Task objective:
Gather each line of the records where "median" appears.

Input:
-.-.-
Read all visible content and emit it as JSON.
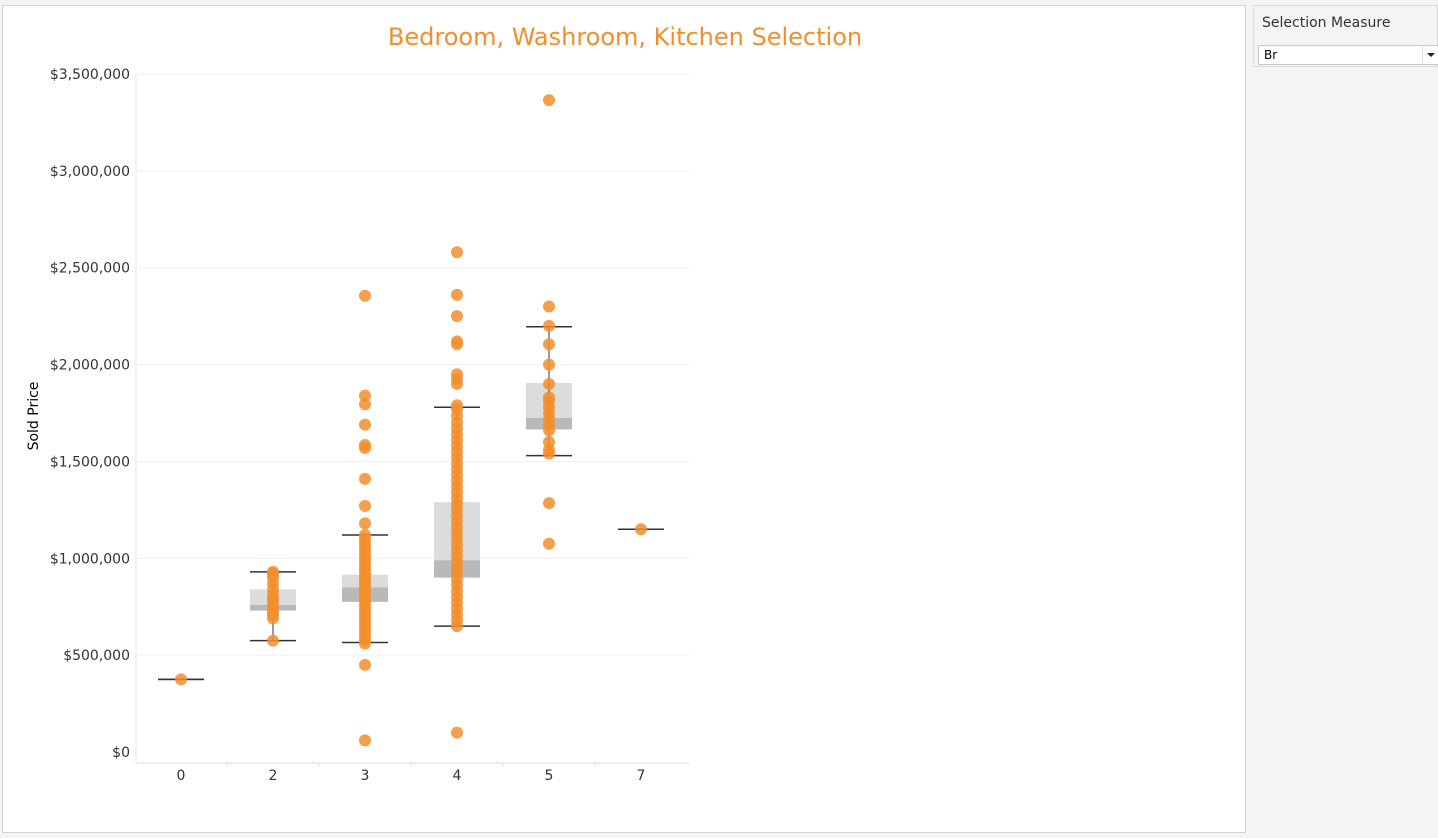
{
  "viz": {
    "title": "Bedroom, Washroom, Kitchen Selection"
  },
  "parameter": {
    "title": "Selection Measure",
    "value": "Br"
  },
  "colors": {
    "marks": "#f28e2b",
    "title": "#f28e2b",
    "box_upper": "#dcdcdc",
    "box_lower": "#b9b9b9",
    "whisker": "#333333",
    "grid": "#f0f0f0"
  },
  "chart_data": {
    "type": "scatter",
    "subtype": "box-and-whisker with jittered points",
    "title": "Bedroom, Washroom, Kitchen Selection",
    "xlabel": "",
    "ylabel": "Sold Price",
    "categories": [
      "0",
      "2",
      "3",
      "4",
      "5",
      "7"
    ],
    "ylim": [
      0,
      3500000
    ],
    "y_ticks": [
      0,
      500000,
      1000000,
      1500000,
      2000000,
      2500000,
      3000000,
      3500000
    ],
    "y_tick_labels": [
      "$0",
      "$500,000",
      "$1,000,000",
      "$1,500,000",
      "$2,000,000",
      "$2,500,000",
      "$3,000,000",
      "$3,500,000"
    ],
    "grid": true,
    "boxes": [
      {
        "category": "0",
        "whisker_low": 375000,
        "q1": 375000,
        "median": 375000,
        "q3": 375000,
        "whisker_high": 375000
      },
      {
        "category": "2",
        "whisker_low": 575000,
        "q1": 730000,
        "median": 760000,
        "q3": 840000,
        "whisker_high": 930000
      },
      {
        "category": "3",
        "whisker_low": 565000,
        "q1": 775000,
        "median": 850000,
        "q3": 915000,
        "whisker_high": 1120000
      },
      {
        "category": "4",
        "whisker_low": 650000,
        "q1": 900000,
        "median": 990000,
        "q3": 1290000,
        "whisker_high": 1780000
      },
      {
        "category": "5",
        "whisker_low": 1530000,
        "q1": 1665000,
        "median": 1725000,
        "q3": 1905000,
        "whisker_high": 2195000
      },
      {
        "category": "7",
        "whisker_low": 1150000,
        "q1": 1150000,
        "median": 1150000,
        "q3": 1150000,
        "whisker_high": 1150000
      }
    ],
    "points": [
      {
        "category": "0",
        "values": [
          375000
        ]
      },
      {
        "category": "2",
        "values": [
          575000,
          690000,
          710000,
          730000,
          750000,
          770000,
          790000,
          810000,
          840000,
          870000,
          900000,
          920000,
          930000
        ]
      },
      {
        "category": "3",
        "values": [
          60000,
          450000,
          560000,
          580000,
          600000,
          620000,
          640000,
          660000,
          680000,
          700000,
          720000,
          740000,
          760000,
          780000,
          800000,
          820000,
          840000,
          860000,
          880000,
          900000,
          920000,
          940000,
          960000,
          980000,
          1000000,
          1020000,
          1040000,
          1060000,
          1080000,
          1100000,
          1120000,
          1180000,
          1270000,
          1410000,
          1570000,
          1585000,
          1690000,
          1795000,
          1840000,
          2355000
        ]
      },
      {
        "category": "4",
        "values": [
          100000,
          650000,
          680000,
          710000,
          740000,
          770000,
          800000,
          830000,
          860000,
          890000,
          920000,
          950000,
          980000,
          1010000,
          1040000,
          1070000,
          1100000,
          1130000,
          1160000,
          1190000,
          1220000,
          1250000,
          1280000,
          1310000,
          1340000,
          1370000,
          1400000,
          1430000,
          1460000,
          1490000,
          1520000,
          1550000,
          1580000,
          1610000,
          1640000,
          1670000,
          1700000,
          1735000,
          1770000,
          1790000,
          1900000,
          1925000,
          1950000,
          2105000,
          2120000,
          2250000,
          2360000,
          2580000
        ]
      },
      {
        "category": "5",
        "values": [
          1075000,
          1285000,
          1540000,
          1560000,
          1600000,
          1660000,
          1690000,
          1720000,
          1750000,
          1780000,
          1810000,
          1830000,
          1900000,
          2000000,
          2105000,
          2200000,
          2300000,
          3365000
        ]
      },
      {
        "category": "7",
        "values": [
          1150000
        ]
      }
    ]
  }
}
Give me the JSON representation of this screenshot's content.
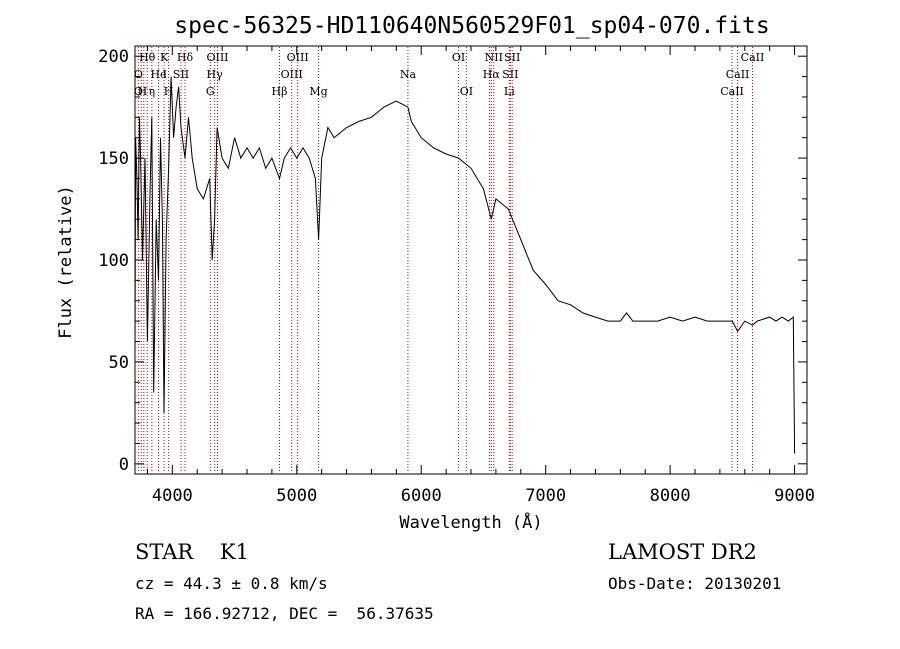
-.-.-
Correct result:
        "median": 375000,
        "median": 760000,
        "median": 850000,
        "median": 990000,
        "median": 1725000,
        "median": 1150000,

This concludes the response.